§ Data shown
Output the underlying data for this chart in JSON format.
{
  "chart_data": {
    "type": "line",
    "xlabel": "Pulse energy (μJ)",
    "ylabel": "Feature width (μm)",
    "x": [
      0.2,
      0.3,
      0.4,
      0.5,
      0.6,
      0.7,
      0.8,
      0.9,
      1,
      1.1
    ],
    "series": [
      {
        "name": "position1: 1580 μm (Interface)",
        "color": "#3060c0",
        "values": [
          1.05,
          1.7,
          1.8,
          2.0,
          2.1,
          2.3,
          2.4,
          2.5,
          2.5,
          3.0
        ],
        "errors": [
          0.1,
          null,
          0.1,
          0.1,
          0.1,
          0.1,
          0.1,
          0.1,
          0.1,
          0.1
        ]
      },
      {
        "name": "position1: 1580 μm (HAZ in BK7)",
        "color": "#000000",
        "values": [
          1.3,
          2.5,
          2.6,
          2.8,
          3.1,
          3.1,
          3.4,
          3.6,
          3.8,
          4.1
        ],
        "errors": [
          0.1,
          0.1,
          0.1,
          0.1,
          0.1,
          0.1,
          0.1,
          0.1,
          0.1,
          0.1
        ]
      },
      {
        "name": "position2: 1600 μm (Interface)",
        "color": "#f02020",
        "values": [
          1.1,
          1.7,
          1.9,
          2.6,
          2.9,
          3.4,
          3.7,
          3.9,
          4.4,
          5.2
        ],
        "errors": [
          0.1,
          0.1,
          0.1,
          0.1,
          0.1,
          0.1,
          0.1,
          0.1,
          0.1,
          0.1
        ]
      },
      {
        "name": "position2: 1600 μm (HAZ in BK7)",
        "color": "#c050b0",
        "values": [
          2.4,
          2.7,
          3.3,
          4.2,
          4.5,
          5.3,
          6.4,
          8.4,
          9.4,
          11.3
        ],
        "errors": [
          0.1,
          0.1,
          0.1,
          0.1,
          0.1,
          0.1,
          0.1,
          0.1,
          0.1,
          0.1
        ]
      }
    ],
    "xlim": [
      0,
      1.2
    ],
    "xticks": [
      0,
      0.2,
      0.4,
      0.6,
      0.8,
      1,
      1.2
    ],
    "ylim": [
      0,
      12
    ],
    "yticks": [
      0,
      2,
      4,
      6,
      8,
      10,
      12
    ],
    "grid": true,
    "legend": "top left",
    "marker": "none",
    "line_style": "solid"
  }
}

§ Short problem
Repeat all of the entries exactly.

§ Answer
Output the underlying data for this chart in JSON format.
{
  "chart_data": {
    "type": "line",
    "xlabel": "Pulse energy (μJ)",
    "ylabel": "Feature width (μm)",
    "x": [
      0.2,
      0.3,
      0.4,
      0.5,
      0.6,
      0.7,
      0.8,
      0.9,
      1,
      1.1
    ],
    "series": [
      {
        "name": "position1: 1580 μm (Interface)",
        "color": "#3060c0",
        "values": [
          1.05,
          1.7,
          1.8,
          2.0,
          2.1,
          2.3,
          2.4,
          2.5,
          2.5,
          3.0
        ],
        "errors": [
          0.1,
          null,
          0.1,
          0.1,
          0.1,
          0.1,
          0.1,
          0.1,
          0.1,
          0.1
        ]
      },
      {
        "name": "position1: 1580 μm (HAZ in BK7)",
        "color": "#000000",
        "values": [
          1.3,
          2.5,
          2.6,
          2.8,
          3.1,
          3.1,
          3.4,
          3.6,
          3.8,
          4.1
        ],
        "errors": [
          0.1,
          0.1,
          0.1,
          0.1,
          0.1,
          0.1,
          0.1,
          0.1,
          0.1,
          0.1
        ]
      },
      {
        "name": "position2: 1600 μm (Interface)",
        "color": "#f02020",
        "values": [
          1.1,
          1.7,
          1.9,
          2.6,
          2.9,
          3.4,
          3.7,
          3.9,
          4.4,
          5.2
        ],
        "errors": [
          0.1,
          0.1,
          0.1,
          0.1,
          0.1,
          0.1,
          0.1,
          0.1,
          0.1,
          0.1
        ]
      },
      {
        "name": "position2: 1600 μm (HAZ in BK7)",
        "color": "#c050b0",
        "values": [
          2.4,
          2.7,
          3.3,
          4.2,
          4.5,
          5.3,
          6.4,
          8.4,
          9.4,
          11.3
        ],
        "errors": [
          0.1,
          0.1,
          0.1,
          0.1,
          0.1,
          0.1,
          0.1,
          0.1,
          0.1,
          0.1
        ]
      }
    ],
    "xlim": [
      0,
      1.2
    ],
    "xticks": [
      0,
      0.2,
      0.4,
      0.6,
      0.8,
      1,
      1.2
    ],
    "ylim": [
      0,
      12
    ],
    "yticks": [
      0,
      2,
      4,
      6,
      8,
      10,
      12
    ],
    "grid": true,
    "legend": "top left",
    "marker": "none",
    "line_style": "solid"
  }
}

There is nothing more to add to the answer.